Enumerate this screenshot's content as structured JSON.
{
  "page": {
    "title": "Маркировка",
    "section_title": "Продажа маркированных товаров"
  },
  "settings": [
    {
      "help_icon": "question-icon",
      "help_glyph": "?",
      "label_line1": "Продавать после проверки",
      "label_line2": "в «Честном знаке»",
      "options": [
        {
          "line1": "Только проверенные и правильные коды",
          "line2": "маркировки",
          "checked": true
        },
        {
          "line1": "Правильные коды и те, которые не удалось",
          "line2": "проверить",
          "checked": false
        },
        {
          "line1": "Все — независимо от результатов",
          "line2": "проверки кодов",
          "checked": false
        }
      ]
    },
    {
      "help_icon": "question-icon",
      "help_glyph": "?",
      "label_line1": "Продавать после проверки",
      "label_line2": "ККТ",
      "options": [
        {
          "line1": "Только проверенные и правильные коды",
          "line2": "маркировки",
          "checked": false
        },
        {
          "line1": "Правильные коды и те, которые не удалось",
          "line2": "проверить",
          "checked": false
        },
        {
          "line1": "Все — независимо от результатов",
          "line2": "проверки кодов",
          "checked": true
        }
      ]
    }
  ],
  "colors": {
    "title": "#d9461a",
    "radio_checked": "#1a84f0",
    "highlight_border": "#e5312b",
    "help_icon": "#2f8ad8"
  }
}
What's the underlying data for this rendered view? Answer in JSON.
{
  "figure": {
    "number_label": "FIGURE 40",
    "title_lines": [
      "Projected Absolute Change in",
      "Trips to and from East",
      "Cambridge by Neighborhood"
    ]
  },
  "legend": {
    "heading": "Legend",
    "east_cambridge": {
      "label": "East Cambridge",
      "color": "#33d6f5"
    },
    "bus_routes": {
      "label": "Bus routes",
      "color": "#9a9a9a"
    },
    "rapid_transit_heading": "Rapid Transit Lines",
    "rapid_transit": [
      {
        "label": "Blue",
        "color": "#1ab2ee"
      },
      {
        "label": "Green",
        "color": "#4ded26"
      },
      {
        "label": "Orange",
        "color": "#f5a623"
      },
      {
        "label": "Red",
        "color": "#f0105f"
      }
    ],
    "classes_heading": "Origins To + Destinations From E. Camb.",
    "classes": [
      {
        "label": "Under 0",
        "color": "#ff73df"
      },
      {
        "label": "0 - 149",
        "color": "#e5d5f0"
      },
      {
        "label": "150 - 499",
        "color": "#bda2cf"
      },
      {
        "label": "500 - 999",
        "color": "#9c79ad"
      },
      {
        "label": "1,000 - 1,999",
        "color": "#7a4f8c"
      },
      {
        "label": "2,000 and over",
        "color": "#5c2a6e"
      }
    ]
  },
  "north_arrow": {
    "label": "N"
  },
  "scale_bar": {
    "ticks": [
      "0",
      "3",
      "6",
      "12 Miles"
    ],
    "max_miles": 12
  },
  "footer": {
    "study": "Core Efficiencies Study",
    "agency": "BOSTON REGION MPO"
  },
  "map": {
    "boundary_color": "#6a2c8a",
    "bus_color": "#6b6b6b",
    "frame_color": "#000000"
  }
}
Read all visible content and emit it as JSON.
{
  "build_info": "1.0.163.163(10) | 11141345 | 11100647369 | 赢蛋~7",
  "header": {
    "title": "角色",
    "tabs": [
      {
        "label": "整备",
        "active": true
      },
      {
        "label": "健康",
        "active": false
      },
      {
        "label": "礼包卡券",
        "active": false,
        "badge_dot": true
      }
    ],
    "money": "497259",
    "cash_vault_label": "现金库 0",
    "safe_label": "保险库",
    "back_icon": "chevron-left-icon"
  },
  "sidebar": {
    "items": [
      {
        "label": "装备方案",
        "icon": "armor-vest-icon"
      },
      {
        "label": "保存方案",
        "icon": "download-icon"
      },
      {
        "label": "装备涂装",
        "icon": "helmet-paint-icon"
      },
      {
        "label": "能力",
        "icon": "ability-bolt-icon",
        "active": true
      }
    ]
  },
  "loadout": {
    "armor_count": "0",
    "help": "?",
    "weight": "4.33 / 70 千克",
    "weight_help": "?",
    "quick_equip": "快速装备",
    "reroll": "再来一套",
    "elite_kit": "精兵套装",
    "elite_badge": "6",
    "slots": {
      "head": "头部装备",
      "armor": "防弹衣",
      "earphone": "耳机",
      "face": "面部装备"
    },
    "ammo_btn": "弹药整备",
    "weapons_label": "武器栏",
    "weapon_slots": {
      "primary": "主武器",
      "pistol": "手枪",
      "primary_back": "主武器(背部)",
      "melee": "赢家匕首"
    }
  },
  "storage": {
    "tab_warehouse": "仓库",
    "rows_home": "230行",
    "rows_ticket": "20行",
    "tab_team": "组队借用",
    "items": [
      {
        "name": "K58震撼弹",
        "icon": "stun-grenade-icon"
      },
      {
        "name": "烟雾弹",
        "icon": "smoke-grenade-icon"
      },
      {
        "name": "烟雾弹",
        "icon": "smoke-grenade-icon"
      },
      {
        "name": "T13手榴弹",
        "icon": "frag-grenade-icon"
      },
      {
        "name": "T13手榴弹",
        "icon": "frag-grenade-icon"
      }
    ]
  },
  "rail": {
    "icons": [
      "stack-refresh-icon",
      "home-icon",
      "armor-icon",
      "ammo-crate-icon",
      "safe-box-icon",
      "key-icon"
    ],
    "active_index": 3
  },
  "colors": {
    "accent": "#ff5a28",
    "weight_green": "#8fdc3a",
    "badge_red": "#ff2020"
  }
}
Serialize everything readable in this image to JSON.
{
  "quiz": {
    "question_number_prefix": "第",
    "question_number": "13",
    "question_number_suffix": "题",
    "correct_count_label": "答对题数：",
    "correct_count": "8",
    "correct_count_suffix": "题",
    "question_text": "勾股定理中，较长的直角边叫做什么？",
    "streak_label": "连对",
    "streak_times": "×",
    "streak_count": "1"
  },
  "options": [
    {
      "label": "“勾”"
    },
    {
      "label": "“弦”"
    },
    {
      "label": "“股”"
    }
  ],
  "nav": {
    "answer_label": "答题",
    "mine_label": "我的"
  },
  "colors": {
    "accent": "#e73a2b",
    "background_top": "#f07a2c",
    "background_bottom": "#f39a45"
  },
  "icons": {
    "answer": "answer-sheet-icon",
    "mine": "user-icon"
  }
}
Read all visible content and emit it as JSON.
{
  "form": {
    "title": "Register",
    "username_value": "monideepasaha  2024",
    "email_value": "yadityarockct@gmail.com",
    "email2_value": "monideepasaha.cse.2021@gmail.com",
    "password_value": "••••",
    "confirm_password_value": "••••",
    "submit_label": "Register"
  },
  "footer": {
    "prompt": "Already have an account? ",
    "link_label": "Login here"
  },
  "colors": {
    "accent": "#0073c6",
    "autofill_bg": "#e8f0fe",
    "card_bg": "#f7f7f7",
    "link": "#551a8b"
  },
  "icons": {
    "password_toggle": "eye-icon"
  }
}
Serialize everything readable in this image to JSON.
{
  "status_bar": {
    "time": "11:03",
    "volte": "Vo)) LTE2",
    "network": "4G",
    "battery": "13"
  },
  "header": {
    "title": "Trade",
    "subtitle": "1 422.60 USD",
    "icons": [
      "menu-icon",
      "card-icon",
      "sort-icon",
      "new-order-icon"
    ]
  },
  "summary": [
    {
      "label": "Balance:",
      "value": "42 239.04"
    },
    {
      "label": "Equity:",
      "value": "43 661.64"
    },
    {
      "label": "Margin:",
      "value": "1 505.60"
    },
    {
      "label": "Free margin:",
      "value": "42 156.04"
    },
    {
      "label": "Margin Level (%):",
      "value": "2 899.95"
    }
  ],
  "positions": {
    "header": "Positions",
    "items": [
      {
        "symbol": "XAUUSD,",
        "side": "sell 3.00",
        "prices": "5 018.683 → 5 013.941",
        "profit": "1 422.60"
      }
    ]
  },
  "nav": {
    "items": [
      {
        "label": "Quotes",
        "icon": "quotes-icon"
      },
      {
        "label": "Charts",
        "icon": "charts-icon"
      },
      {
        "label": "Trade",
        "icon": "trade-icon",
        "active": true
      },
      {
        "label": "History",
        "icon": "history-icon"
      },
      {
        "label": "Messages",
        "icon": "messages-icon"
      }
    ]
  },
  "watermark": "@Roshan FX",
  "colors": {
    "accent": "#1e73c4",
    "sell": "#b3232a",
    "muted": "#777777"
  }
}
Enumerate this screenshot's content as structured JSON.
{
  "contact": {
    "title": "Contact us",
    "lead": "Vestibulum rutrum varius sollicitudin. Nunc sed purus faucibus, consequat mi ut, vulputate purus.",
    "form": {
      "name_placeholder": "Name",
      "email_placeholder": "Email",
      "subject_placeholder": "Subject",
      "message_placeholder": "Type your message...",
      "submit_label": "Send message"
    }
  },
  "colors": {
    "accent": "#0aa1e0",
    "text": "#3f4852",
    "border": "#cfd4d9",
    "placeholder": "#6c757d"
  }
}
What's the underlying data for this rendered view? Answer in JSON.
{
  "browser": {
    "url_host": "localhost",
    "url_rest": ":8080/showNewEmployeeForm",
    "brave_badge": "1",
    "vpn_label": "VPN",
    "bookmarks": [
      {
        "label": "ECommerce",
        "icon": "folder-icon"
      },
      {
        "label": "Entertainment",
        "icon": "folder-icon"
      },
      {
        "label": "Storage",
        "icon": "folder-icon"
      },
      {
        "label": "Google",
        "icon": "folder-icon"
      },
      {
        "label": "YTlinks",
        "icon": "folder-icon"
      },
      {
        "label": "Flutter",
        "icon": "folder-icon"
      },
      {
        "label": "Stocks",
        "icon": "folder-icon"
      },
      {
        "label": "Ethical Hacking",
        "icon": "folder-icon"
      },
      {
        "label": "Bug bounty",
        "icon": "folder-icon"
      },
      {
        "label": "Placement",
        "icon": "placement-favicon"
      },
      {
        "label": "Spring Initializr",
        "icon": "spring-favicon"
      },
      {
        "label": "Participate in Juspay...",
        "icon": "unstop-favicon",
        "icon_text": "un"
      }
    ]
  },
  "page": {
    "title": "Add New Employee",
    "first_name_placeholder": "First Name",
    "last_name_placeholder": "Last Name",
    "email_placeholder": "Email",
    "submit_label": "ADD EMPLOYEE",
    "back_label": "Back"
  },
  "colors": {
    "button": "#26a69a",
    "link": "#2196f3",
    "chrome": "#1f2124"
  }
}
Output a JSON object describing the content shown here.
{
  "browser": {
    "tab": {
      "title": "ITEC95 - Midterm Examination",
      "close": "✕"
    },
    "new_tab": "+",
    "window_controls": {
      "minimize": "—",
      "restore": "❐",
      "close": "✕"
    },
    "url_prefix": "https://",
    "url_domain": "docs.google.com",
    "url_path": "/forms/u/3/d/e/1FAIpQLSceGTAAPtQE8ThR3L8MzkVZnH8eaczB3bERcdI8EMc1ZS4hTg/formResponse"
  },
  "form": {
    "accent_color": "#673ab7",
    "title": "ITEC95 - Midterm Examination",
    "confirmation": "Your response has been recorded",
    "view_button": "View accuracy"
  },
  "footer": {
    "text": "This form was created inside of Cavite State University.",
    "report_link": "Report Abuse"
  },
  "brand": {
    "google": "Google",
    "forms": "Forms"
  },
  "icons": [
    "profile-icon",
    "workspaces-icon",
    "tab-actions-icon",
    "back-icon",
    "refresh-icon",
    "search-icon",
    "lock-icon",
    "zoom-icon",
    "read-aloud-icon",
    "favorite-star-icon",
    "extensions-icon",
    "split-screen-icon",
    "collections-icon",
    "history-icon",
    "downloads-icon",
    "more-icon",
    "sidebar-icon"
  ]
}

******

*What the task requires:*
Where a line holds "Examination", copy it out.

*Answer below:*
      "title": "ITEC95 - Midterm Examination",
    "title": "ITEC95 - Midterm Examination",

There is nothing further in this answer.